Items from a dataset
┌──

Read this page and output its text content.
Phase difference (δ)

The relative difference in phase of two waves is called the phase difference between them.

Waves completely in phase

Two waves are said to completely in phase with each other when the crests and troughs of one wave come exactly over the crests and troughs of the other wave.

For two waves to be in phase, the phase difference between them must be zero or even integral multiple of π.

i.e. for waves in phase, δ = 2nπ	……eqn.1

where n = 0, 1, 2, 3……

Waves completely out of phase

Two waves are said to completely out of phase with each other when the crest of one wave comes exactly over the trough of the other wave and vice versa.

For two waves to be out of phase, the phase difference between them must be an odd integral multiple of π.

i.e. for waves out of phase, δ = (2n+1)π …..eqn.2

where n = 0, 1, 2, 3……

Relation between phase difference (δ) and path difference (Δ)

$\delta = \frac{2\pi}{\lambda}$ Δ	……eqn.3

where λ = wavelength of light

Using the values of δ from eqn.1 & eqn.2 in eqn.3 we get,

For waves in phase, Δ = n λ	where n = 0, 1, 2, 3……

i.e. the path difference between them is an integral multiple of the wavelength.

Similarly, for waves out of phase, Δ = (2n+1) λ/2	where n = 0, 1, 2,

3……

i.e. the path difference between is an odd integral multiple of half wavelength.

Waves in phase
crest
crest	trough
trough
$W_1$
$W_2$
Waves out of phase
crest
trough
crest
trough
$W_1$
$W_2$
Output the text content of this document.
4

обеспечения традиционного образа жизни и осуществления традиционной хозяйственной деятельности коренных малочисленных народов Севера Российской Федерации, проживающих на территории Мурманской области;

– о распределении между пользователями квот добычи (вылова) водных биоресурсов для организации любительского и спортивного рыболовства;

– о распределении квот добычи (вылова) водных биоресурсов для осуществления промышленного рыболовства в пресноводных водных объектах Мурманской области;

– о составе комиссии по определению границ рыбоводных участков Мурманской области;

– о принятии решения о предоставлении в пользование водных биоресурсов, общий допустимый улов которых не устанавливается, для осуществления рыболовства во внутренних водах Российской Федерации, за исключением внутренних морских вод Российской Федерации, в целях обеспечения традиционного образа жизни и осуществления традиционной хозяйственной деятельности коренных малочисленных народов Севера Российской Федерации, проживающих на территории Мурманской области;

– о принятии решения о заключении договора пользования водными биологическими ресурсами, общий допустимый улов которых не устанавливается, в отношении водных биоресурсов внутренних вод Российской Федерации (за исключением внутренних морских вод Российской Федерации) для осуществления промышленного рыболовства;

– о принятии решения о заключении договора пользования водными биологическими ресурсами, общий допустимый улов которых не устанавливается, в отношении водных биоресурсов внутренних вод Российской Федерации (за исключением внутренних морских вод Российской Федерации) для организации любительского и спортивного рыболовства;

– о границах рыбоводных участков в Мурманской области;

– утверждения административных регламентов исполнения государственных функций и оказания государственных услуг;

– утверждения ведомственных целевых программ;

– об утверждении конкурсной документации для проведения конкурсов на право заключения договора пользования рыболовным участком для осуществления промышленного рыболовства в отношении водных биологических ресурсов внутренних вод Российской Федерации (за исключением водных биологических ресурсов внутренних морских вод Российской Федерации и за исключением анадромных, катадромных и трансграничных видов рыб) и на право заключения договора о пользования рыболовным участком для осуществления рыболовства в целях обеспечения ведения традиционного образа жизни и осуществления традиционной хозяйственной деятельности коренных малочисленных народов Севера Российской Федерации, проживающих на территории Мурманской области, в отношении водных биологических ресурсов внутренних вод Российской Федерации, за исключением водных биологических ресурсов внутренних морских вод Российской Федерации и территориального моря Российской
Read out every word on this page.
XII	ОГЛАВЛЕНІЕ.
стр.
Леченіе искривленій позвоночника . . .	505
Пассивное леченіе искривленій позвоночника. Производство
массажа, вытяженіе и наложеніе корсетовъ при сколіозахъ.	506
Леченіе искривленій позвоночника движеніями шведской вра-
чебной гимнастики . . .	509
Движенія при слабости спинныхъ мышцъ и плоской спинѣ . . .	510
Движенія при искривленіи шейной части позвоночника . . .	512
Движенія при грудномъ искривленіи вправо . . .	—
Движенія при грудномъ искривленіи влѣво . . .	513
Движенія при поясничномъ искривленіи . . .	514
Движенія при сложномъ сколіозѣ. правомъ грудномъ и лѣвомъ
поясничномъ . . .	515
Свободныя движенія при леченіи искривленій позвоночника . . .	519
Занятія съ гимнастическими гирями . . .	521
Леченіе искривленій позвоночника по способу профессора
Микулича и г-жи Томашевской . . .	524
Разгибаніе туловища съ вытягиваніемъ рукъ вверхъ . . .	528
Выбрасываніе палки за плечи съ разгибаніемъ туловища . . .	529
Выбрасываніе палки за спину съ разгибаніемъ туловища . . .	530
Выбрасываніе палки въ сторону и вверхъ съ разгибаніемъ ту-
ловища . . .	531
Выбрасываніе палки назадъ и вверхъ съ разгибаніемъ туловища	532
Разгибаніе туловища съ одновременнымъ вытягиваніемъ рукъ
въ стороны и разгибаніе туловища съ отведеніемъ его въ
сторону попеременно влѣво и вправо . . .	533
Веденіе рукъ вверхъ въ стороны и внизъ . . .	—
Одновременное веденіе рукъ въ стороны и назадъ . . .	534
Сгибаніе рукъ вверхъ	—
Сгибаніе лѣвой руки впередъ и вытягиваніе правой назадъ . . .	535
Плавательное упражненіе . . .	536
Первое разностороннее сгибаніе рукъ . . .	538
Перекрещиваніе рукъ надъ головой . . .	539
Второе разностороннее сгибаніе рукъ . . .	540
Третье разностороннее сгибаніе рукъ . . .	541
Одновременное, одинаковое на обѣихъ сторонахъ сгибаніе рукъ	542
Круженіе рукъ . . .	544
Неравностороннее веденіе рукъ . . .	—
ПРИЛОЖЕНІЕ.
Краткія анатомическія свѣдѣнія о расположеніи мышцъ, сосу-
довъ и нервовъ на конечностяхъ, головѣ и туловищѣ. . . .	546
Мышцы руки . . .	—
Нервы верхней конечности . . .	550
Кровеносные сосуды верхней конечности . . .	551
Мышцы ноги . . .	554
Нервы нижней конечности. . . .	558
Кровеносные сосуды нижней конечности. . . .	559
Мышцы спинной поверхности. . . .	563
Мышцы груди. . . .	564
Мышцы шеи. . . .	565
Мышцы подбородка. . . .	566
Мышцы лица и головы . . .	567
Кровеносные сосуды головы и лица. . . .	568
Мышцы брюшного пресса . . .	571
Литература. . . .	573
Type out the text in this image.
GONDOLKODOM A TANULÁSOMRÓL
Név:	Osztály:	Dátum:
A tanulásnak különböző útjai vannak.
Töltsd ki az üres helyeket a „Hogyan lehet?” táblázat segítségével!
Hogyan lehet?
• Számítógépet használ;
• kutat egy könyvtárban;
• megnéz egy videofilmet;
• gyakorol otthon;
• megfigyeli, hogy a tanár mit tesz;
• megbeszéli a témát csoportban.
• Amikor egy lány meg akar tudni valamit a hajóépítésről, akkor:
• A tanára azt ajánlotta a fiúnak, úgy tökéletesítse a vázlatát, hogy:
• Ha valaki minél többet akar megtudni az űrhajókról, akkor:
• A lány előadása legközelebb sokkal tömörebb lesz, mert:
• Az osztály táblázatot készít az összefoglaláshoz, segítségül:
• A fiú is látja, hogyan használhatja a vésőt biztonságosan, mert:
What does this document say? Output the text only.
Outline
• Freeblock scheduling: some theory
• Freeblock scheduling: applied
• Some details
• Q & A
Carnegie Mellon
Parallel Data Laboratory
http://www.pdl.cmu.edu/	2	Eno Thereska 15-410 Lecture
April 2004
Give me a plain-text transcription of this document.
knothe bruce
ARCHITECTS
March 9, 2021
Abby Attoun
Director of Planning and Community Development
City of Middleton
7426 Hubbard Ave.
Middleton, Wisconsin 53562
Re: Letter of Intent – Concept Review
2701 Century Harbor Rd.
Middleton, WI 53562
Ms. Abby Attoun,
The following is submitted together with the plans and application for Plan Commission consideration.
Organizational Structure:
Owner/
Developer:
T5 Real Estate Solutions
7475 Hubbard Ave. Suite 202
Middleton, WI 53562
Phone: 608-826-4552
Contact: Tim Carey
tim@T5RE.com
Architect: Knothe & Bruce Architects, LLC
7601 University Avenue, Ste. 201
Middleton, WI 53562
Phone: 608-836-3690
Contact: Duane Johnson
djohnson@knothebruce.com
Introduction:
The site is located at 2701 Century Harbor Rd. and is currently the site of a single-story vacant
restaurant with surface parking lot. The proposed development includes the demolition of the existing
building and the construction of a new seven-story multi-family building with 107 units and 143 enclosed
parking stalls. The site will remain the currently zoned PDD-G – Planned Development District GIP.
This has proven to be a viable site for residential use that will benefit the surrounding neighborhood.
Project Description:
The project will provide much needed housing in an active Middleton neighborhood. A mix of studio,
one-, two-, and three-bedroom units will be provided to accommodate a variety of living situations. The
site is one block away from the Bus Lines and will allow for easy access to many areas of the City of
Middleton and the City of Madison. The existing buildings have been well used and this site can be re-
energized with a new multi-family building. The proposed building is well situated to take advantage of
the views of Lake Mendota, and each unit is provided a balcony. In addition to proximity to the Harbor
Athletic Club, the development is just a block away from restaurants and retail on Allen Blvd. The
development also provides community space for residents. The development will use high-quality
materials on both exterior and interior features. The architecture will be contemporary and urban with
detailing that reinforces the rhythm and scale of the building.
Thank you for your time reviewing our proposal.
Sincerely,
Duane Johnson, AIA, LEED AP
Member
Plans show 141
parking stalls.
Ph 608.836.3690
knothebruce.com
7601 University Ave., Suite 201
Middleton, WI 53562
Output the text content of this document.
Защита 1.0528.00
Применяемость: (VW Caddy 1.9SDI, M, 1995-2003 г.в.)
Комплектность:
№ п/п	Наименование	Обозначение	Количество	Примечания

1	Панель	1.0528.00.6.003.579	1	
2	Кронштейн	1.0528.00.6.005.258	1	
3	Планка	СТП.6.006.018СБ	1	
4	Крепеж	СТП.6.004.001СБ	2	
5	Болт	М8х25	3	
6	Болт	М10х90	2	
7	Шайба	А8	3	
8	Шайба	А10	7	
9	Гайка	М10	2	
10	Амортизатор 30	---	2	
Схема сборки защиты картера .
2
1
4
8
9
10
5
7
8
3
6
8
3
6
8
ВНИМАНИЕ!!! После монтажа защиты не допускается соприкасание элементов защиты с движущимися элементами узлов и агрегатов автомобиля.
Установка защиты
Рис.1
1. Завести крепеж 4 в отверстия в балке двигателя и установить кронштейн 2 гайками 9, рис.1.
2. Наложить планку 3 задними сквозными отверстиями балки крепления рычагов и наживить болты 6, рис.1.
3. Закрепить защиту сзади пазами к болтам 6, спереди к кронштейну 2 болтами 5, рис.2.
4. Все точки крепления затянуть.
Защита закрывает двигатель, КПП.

└──

Please list every line of the records that contains "организации".

– о распределении между пользователями квот добычи (вылова) водных биоресурсов для организации любительского и спортивного рыболовства;
– о принятии решения о заключении договора пользования водными биологическими ресурсами, общий допустимый улов которых не устанавливается, в отношении водных биоресурсов внутренних вод Российской Федерации (за исключением внутренних морских вод Российской Федерации) для организации любительского и спортивного рыболовства;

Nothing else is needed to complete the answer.